Dataset items:
........
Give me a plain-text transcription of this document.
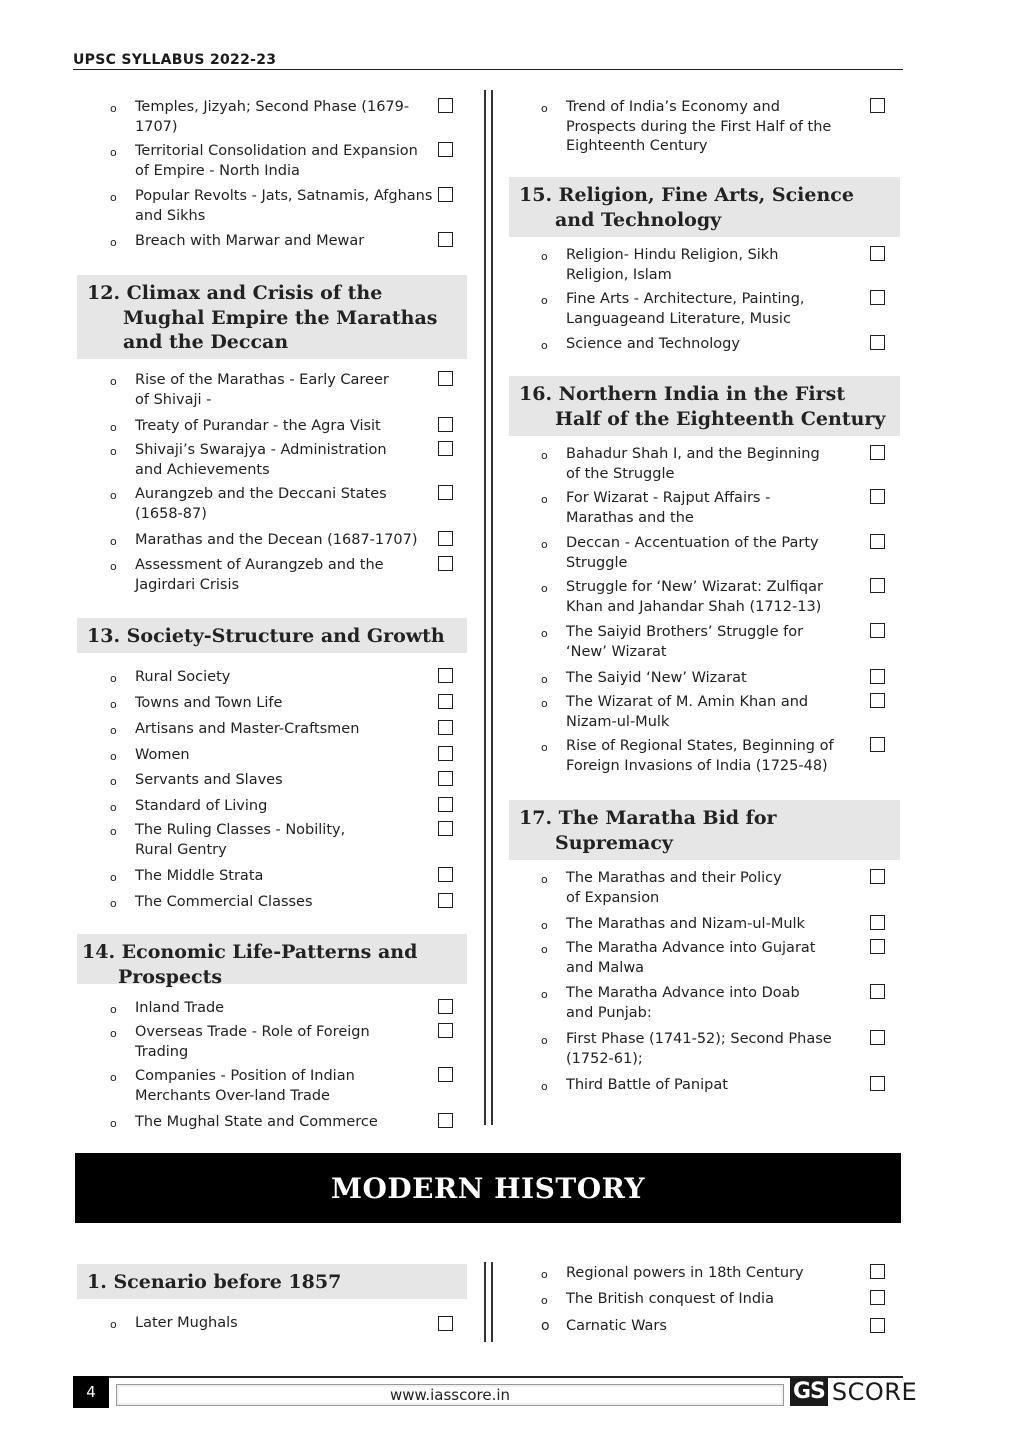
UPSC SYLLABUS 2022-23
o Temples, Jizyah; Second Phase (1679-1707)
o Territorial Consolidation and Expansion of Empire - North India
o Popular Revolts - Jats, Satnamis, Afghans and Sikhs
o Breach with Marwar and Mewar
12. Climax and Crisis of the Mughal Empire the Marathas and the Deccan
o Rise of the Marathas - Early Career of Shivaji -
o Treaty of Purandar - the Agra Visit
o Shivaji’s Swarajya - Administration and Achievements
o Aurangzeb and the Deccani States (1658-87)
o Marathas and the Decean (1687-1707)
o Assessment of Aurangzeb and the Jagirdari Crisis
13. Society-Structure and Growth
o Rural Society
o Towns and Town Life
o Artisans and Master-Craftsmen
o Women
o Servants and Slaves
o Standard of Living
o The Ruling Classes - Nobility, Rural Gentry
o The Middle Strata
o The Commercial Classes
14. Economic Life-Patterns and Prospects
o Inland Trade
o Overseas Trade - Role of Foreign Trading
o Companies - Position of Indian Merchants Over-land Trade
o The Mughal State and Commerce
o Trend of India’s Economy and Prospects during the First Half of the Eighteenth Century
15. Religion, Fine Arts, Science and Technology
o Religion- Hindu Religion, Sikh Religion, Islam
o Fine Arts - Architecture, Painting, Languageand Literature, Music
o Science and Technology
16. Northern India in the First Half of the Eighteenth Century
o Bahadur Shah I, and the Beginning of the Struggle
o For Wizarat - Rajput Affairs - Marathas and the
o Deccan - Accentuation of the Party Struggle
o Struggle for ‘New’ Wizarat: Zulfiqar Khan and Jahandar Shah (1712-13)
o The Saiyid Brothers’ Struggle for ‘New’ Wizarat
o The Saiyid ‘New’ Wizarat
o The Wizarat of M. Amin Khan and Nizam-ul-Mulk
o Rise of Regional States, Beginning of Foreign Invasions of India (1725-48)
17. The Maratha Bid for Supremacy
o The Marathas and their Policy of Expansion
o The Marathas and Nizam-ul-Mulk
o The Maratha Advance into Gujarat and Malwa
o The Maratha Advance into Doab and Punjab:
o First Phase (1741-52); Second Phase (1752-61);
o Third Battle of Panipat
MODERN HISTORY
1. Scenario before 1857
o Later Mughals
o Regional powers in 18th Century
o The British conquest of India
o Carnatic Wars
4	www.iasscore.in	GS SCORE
........
Job: Copy the listing in full and without alteration, omitting every picture.

Task output:
Give me a plain-text transcription of this document.
UPSC SYLLABUS 2022-23
o Temples, Jizyah; Second Phase (1679-1707)
o Territorial Consolidation and Expansion of Empire - North India
o Popular Revolts - Jats, Satnamis, Afghans and Sikhs
o Breach with Marwar and Mewar
12. Climax and Crisis of the Mughal Empire the Marathas and the Deccan
o Rise of the Marathas - Early Career of Shivaji -
o Treaty of Purandar - the Agra Visit
o Shivaji’s Swarajya - Administration and Achievements
o Aurangzeb and the Deccani States (1658-87)
o Marathas and the Decean (1687-1707)
o Assessment of Aurangzeb and the Jagirdari Crisis
13. Society-Structure and Growth
o Rural Society
o Towns and Town Life
o Artisans and Master-Craftsmen
o Women
o Servants and Slaves
o Standard of Living
o The Ruling Classes - Nobility, Rural Gentry
o The Middle Strata
o The Commercial Classes
14. Economic Life-Patterns and Prospects
o Inland Trade
o Overseas Trade - Role of Foreign Trading
o Companies - Position of Indian Merchants Over-land Trade
o The Mughal State and Commerce
o Trend of India’s Economy and Prospects during the First Half of the Eighteenth Century
15. Religion, Fine Arts, Science and Technology
o Religion- Hindu Religion, Sikh Religion, Islam
o Fine Arts - Architecture, Painting, Languageand Literature, Music
o Science and Technology
16. Northern India in the First Half of the Eighteenth Century
o Bahadur Shah I, and the Beginning of the Struggle
o For Wizarat - Rajput Affairs - Marathas and the
o Deccan - Accentuation of the Party Struggle
o Struggle for ‘New’ Wizarat: Zulfiqar Khan and Jahandar Shah (1712-13)
o The Saiyid Brothers’ Struggle for ‘New’ Wizarat
o The Saiyid ‘New’ Wizarat
o The Wizarat of M. Amin Khan and Nizam-ul-Mulk
o Rise of Regional States, Beginning of Foreign Invasions of India (1725-48)
17. The Maratha Bid for Supremacy
o The Marathas and their Policy of Expansion
o The Marathas and Nizam-ul-Mulk
o The Maratha Advance into Gujarat and Malwa
o The Maratha Advance into Doab and Punjab:
o First Phase (1741-52); Second Phase (1752-61);
o Third Battle of Panipat
MODERN HISTORY
1. Scenario before 1857
o Later Mughals
o Regional powers in 18th Century
o The British conquest of India
o Carnatic Wars
4	www.iasscore.in	GS SCORE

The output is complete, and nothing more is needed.